---------- Data provided ----------

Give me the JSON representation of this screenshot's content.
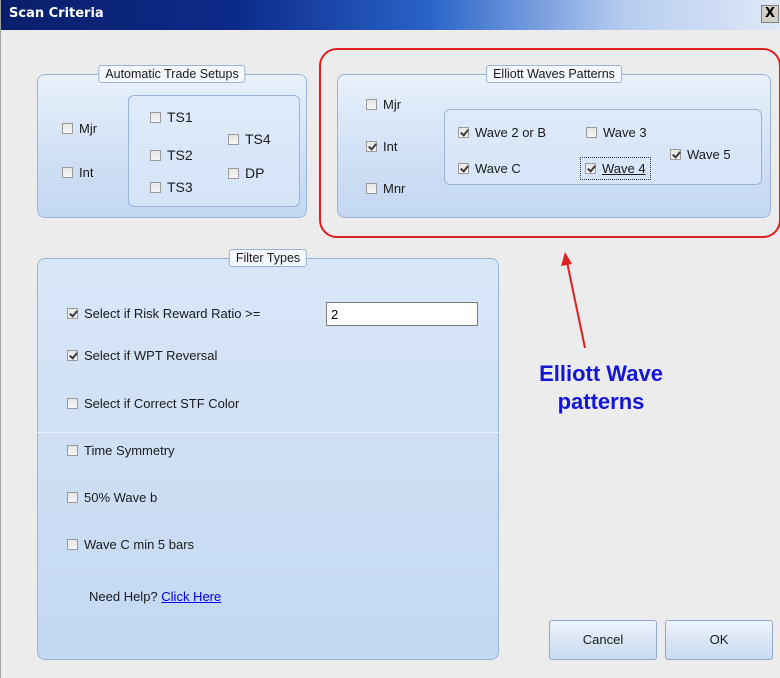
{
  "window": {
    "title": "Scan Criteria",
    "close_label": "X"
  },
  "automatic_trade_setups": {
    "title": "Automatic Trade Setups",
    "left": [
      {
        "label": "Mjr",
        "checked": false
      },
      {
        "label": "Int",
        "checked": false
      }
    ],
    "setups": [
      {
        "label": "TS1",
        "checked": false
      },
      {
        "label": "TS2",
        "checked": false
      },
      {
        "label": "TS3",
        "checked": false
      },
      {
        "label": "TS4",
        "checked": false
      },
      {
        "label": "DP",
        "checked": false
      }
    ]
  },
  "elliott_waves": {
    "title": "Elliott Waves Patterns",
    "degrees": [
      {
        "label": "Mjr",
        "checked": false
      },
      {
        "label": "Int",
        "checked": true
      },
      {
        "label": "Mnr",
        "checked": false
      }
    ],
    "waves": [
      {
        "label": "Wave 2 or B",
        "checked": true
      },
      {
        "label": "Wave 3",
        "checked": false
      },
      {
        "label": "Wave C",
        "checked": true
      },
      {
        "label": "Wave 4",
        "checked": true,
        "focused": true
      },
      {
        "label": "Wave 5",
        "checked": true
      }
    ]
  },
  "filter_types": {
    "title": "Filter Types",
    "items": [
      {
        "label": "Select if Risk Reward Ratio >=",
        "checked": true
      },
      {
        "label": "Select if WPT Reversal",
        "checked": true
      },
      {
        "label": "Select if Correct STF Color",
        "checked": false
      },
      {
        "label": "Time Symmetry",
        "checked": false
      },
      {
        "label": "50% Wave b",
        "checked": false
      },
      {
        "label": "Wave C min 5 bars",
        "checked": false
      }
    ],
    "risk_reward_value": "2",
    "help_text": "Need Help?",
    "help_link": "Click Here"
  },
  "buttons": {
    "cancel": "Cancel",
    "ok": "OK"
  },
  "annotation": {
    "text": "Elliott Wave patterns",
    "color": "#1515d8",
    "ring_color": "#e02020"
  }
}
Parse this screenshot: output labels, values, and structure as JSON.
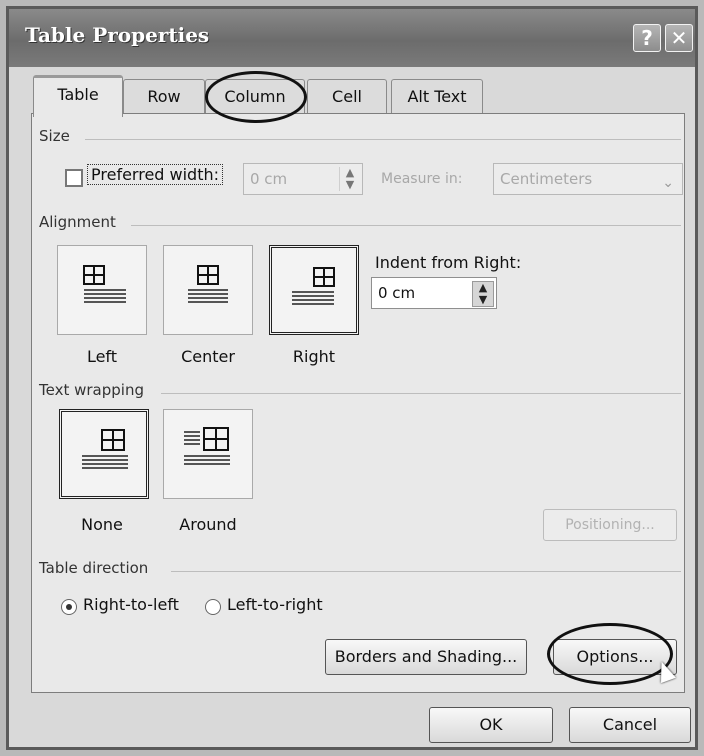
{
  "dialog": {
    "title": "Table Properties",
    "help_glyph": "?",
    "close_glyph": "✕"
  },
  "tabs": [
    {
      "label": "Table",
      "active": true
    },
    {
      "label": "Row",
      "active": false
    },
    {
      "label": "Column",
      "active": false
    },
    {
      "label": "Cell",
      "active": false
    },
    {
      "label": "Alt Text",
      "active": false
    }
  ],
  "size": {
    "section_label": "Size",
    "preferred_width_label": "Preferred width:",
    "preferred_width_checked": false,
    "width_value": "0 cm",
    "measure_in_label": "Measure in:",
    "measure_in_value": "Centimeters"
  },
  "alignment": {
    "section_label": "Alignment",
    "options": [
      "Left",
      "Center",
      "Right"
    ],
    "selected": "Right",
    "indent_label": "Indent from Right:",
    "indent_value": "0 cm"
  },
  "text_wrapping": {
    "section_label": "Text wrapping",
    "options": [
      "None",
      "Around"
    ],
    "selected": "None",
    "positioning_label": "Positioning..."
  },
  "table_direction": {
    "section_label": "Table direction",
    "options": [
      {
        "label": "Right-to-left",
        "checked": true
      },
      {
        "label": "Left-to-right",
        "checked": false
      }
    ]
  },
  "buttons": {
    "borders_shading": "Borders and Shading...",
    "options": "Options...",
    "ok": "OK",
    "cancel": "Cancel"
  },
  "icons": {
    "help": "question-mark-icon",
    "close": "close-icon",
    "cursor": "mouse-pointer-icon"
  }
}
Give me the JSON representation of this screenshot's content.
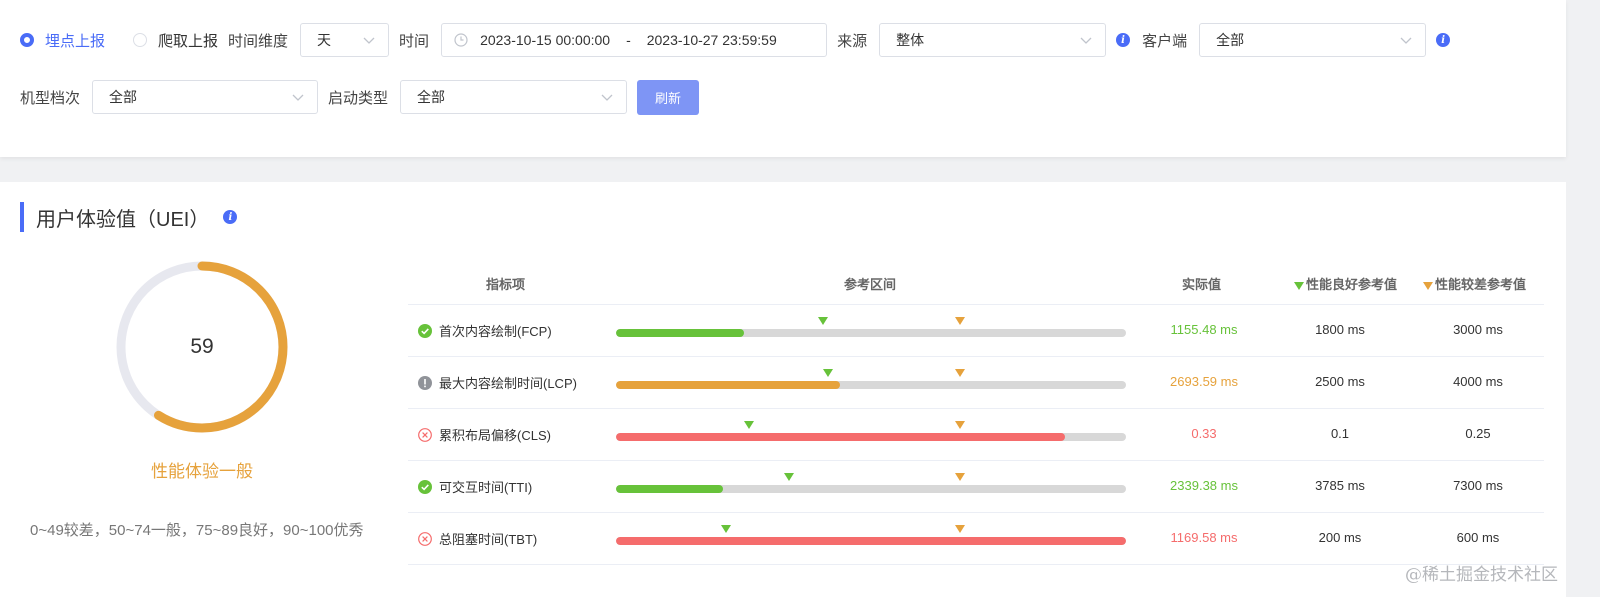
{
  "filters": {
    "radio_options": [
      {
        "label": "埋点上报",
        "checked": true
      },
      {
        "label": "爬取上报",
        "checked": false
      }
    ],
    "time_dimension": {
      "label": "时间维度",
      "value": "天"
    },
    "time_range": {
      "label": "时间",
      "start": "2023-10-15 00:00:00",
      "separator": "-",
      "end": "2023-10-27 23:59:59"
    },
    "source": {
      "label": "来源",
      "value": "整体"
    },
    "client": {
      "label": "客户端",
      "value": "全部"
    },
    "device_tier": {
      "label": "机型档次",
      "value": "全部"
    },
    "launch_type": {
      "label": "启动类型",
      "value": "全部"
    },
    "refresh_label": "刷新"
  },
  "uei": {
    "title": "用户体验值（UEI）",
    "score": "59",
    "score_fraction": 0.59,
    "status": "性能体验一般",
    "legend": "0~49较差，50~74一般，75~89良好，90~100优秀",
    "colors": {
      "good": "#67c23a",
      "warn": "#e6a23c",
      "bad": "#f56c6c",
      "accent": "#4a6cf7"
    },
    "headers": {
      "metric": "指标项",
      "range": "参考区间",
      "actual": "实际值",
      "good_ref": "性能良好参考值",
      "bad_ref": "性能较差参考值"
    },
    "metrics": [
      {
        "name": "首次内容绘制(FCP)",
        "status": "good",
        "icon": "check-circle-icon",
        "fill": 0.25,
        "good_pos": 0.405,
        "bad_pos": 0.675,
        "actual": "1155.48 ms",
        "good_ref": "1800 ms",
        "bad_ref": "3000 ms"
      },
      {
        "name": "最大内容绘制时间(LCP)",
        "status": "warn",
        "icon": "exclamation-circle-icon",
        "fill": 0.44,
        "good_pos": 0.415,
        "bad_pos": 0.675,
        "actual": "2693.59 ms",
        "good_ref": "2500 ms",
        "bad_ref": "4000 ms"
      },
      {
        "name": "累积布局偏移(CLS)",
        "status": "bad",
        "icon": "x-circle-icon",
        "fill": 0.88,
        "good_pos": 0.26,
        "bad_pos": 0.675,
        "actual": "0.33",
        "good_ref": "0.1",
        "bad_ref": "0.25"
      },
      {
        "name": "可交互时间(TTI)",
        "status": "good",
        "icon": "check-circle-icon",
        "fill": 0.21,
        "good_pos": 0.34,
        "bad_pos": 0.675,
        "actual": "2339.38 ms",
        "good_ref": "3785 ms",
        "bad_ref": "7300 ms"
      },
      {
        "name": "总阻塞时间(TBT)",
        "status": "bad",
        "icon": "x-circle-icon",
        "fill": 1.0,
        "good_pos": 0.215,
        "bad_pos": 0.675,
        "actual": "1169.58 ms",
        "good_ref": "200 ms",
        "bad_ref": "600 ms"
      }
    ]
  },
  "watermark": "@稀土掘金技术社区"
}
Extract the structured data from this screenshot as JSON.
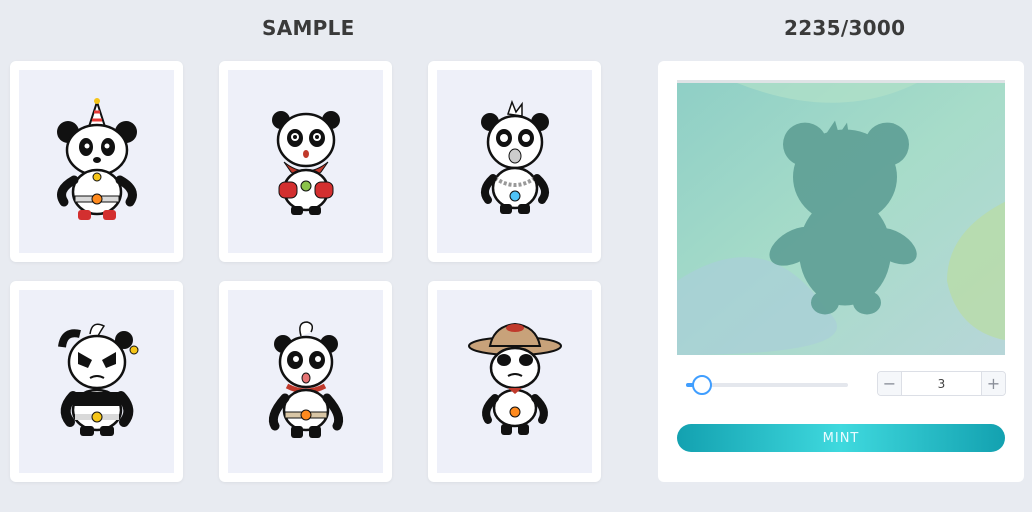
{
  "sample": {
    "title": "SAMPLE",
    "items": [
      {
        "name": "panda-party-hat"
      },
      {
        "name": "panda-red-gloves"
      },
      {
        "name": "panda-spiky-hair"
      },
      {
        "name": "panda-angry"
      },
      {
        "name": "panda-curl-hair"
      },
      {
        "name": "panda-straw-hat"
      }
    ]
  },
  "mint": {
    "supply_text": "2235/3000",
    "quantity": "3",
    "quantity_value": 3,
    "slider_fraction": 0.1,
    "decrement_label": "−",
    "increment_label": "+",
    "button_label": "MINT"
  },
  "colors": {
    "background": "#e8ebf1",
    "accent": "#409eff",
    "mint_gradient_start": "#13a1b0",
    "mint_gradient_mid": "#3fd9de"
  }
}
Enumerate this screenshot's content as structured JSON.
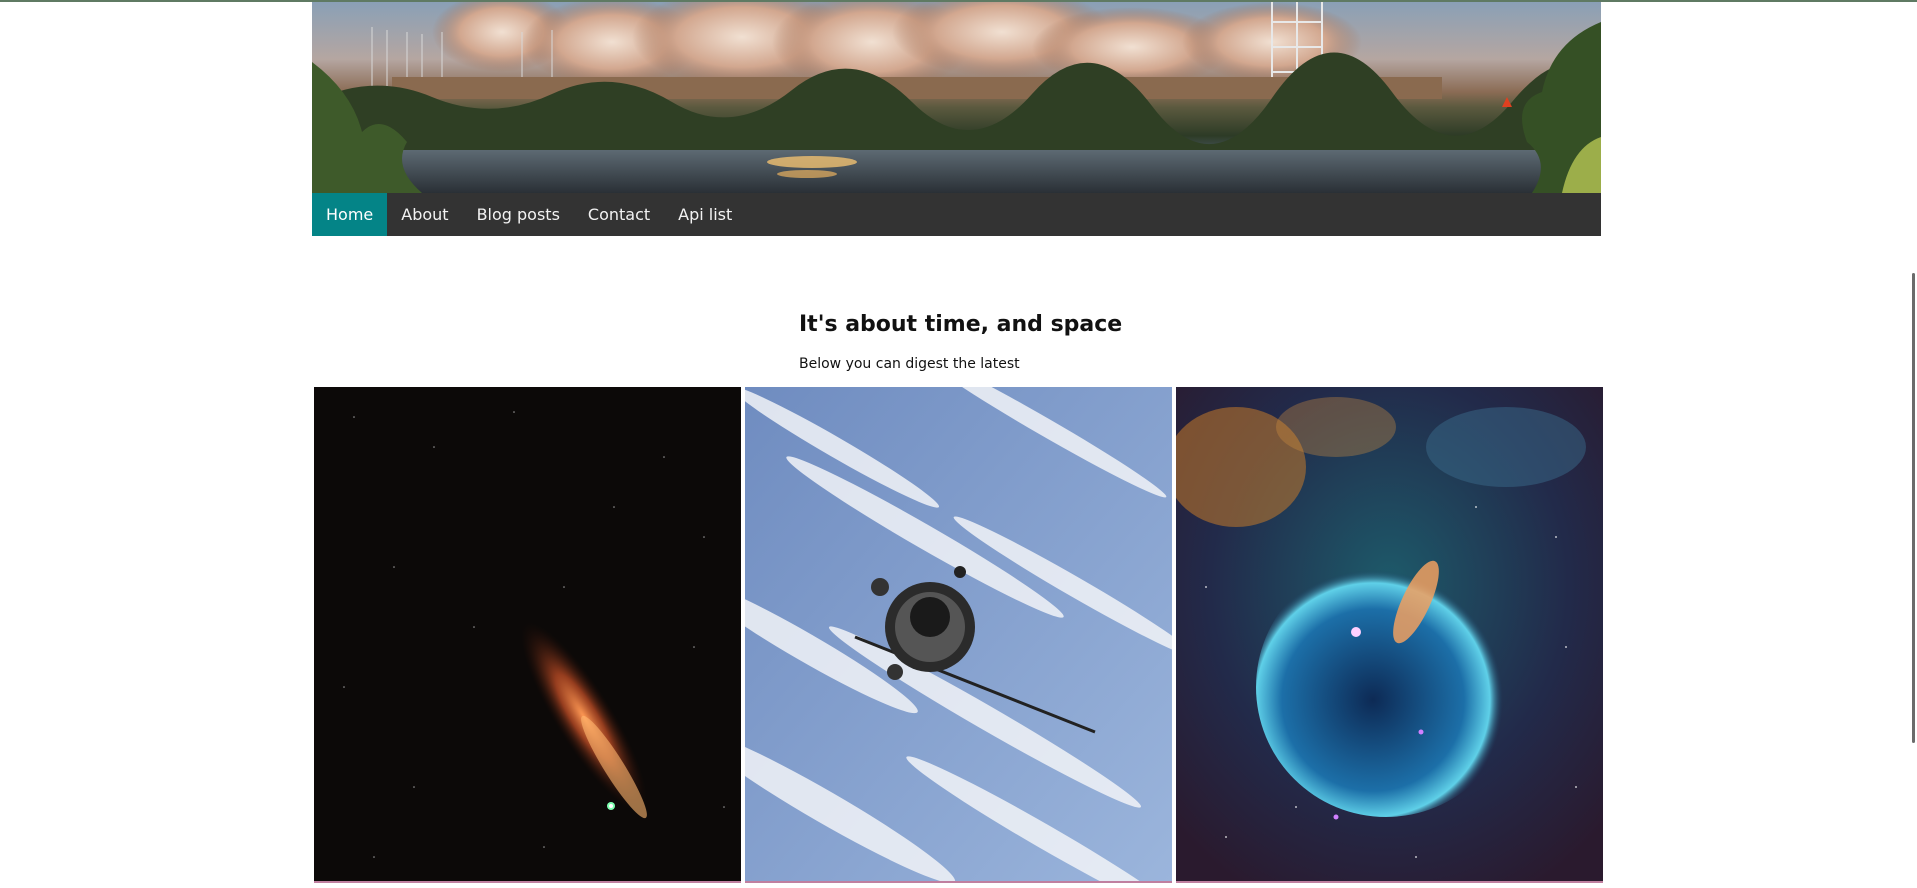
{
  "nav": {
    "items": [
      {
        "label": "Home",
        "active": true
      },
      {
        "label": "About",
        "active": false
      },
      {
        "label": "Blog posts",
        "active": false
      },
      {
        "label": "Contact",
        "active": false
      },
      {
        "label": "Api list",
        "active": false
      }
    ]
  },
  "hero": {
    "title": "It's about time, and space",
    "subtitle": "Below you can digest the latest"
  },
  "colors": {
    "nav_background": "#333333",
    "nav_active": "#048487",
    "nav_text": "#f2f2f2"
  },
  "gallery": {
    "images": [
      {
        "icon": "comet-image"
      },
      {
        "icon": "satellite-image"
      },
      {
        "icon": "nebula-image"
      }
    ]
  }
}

----------

_Task details_
Restate the whole listing above exactly, please, omitting every image.

_Reply_
Give me the JSON representation of this screenshot's content.
{
  "window": {
    "title": "Scan Criteria",
    "close_label": "X"
  },
  "automatic_trade_setups": {
    "title": "Automatic Trade Setups",
    "left": [
      {
        "label": "Mjr",
        "checked": false
      },
      {
        "label": "Int",
        "checked": false
      }
    ],
    "setups": [
      {
        "label": "TS1",
        "checked": false
      },
      {
        "label": "TS2",
        "checked": false
      },
      {
        "label": "TS3",
        "checked": false
      },
      {
        "label": "TS4",
        "checked": false
      },
      {
        "label": "DP",
        "checked": false
      }
    ]
  },
  "elliott_waves": {
    "title": "Elliott Waves Patterns",
    "degrees": [
      {
        "label": "Mjr",
        "checked": false
      },
      {
        "label": "Int",
        "checked": true
      },
      {
        "label": "Mnr",
        "checked": false
      }
    ],
    "waves": [
      {
        "label": "Wave 2 or B",
        "checked": true
      },
      {
        "label": "Wave 3",
        "checked": false
      },
      {
        "label": "Wave C",
        "checked": true
      },
      {
        "label": "Wave 4",
        "checked": true,
        "focused": true
      },
      {
        "label": "Wave 5",
        "checked": true
      }
    ]
  },
  "filter_types": {
    "title": "Filter Types",
    "items": [
      {
        "label": "Select if Risk Reward Ratio >=",
        "checked": true
      },
      {
        "label": "Select if WPT Reversal",
        "checked": true
      },
      {
        "label": "Select if Correct STF Color",
        "checked": false
      },
      {
        "label": "Time Symmetry",
        "checked": false
      },
      {
        "label": "50% Wave b",
        "checked": false
      },
      {
        "label": "Wave C min 5 bars",
        "checked": false
      }
    ],
    "risk_reward_value": "2",
    "help_text": "Need Help?",
    "help_link": "Click Here"
  },
  "buttons": {
    "cancel": "Cancel",
    "ok": "OK"
  },
  "annotation": {
    "text": "Elliott Wave patterns",
    "color": "#1515d8",
    "ring_color": "#e02020"
  }
}
Parse this screenshot: output labels, values, and structure as JSON.
{
  "dialog": {
    "title": "Table Properties",
    "help_glyph": "?",
    "close_glyph": "✕"
  },
  "tabs": [
    {
      "label": "Table",
      "active": true
    },
    {
      "label": "Row",
      "active": false
    },
    {
      "label": "Column",
      "active": false
    },
    {
      "label": "Cell",
      "active": false
    },
    {
      "label": "Alt Text",
      "active": false
    }
  ],
  "size": {
    "section_label": "Size",
    "preferred_width_label": "Preferred width:",
    "preferred_width_checked": false,
    "width_value": "0 cm",
    "measure_in_label": "Measure in:",
    "measure_in_value": "Centimeters"
  },
  "alignment": {
    "section_label": "Alignment",
    "options": [
      "Left",
      "Center",
      "Right"
    ],
    "selected": "Right",
    "indent_label": "Indent from Right:",
    "indent_value": "0 cm"
  },
  "text_wrapping": {
    "section_label": "Text wrapping",
    "options": [
      "None",
      "Around"
    ],
    "selected": "None",
    "positioning_label": "Positioning..."
  },
  "table_direction": {
    "section_label": "Table direction",
    "options": [
      {
        "label": "Right-to-left",
        "checked": true
      },
      {
        "label": "Left-to-right",
        "checked": false
      }
    ]
  },
  "buttons": {
    "borders_shading": "Borders and Shading...",
    "options": "Options...",
    "ok": "OK",
    "cancel": "Cancel"
  },
  "icons": {
    "help": "question-mark-icon",
    "close": "close-icon",
    "cursor": "mouse-pointer-icon"
  }
}
Give me the JSON representation of this screenshot's content.
{
  "filters": {
    "radio_options": [
      {
        "label": "埋点上报",
        "checked": true
      },
      {
        "label": "爬取上报",
        "checked": false
      }
    ],
    "time_dimension": {
      "label": "时间维度",
      "value": "天"
    },
    "time_range": {
      "label": "时间",
      "start": "2023-10-15 00:00:00",
      "separator": "-",
      "end": "2023-10-27 23:59:59"
    },
    "source": {
      "label": "来源",
      "value": "整体"
    },
    "client": {
      "label": "客户端",
      "value": "全部"
    },
    "device_tier": {
      "label": "机型档次",
      "value": "全部"
    },
    "launch_type": {
      "label": "启动类型",
      "value": "全部"
    },
    "refresh_label": "刷新"
  },
  "uei": {
    "title": "用户体验值（UEI）",
    "score": "59",
    "score_fraction": 0.59,
    "status": "性能体验一般",
    "legend": "0~49较差，50~74一般，75~89良好，90~100优秀",
    "colors": {
      "good": "#67c23a",
      "warn": "#e6a23c",
      "bad": "#f56c6c",
      "accent": "#4a6cf7"
    },
    "headers": {
      "metric": "指标项",
      "range": "参考区间",
      "actual": "实际值",
      "good_ref": "性能良好参考值",
      "bad_ref": "性能较差参考值"
    },
    "metrics": [
      {
        "name": "首次内容绘制(FCP)",
        "status": "good",
        "icon": "check-circle-icon",
        "fill": 0.25,
        "good_pos": 0.405,
        "bad_pos": 0.675,
        "actual": "1155.48 ms",
        "good_ref": "1800 ms",
        "bad_ref": "3000 ms"
      },
      {
        "name": "最大内容绘制时间(LCP)",
        "status": "warn",
        "icon": "exclamation-circle-icon",
        "fill": 0.44,
        "good_pos": 0.415,
        "bad_pos": 0.675,
        "actual": "2693.59 ms",
        "good_ref": "2500 ms",
        "bad_ref": "4000 ms"
      },
      {
        "name": "累积布局偏移(CLS)",
        "status": "bad",
        "icon": "x-circle-icon",
        "fill": 0.88,
        "good_pos": 0.26,
        "bad_pos": 0.675,
        "actual": "0.33",
        "good_ref": "0.1",
        "bad_ref": "0.25"
      },
      {
        "name": "可交互时间(TTI)",
        "status": "good",
        "icon": "check-circle-icon",
        "fill": 0.21,
        "good_pos": 0.34,
        "bad_pos": 0.675,
        "actual": "2339.38 ms",
        "good_ref": "3785 ms",
        "bad_ref": "7300 ms"
      },
      {
        "name": "总阻塞时间(TBT)",
        "status": "bad",
        "icon": "x-circle-icon",
        "fill": 1.0,
        "good_pos": 0.215,
        "bad_pos": 0.675,
        "actual": "1169.58 ms",
        "good_ref": "200 ms",
        "bad_ref": "600 ms"
      }
    ]
  },
  "watermark": "@稀土掘金技术社区"
}
Extract the structured data from this screenshot as JSON.
{
  "sample": {
    "title": "SAMPLE",
    "items": [
      {
        "name": "panda-party-hat"
      },
      {
        "name": "panda-red-gloves"
      },
      {
        "name": "panda-spiky-hair"
      },
      {
        "name": "panda-angry"
      },
      {
        "name": "panda-curl-hair"
      },
      {
        "name": "panda-straw-hat"
      }
    ]
  },
  "mint": {
    "supply_text": "2235/3000",
    "quantity": "3",
    "quantity_value": 3,
    "slider_fraction": 0.1,
    "decrement_label": "−",
    "increment_label": "+",
    "button_label": "MINT"
  },
  "colors": {
    "background": "#e8ebf1",
    "accent": "#409eff",
    "mint_gradient_start": "#13a1b0",
    "mint_gradient_mid": "#3fd9de"
  }
}
Enumerate this screenshot's content as structured JSON.
{
  "nav": {
    "items": [
      {
        "label": "Home",
        "active": true
      },
      {
        "label": "About",
        "active": false
      },
      {
        "label": "Blog posts",
        "active": false
      },
      {
        "label": "Contact",
        "active": false
      },
      {
        "label": "Api list",
        "active": false
      }
    ]
  },
  "hero": {
    "title": "It's about time, and space",
    "subtitle": "Below you can digest the latest"
  },
  "colors": {
    "nav_background": "#333333",
    "nav_active": "#048487",
    "nav_text": "#f2f2f2"
  },
  "gallery": {
    "images": [
      {
        "icon": "comet-image"
      },
      {
        "icon": "satellite-image"
      },
      {
        "icon": "nebula-image"
      }
    ]
  }
}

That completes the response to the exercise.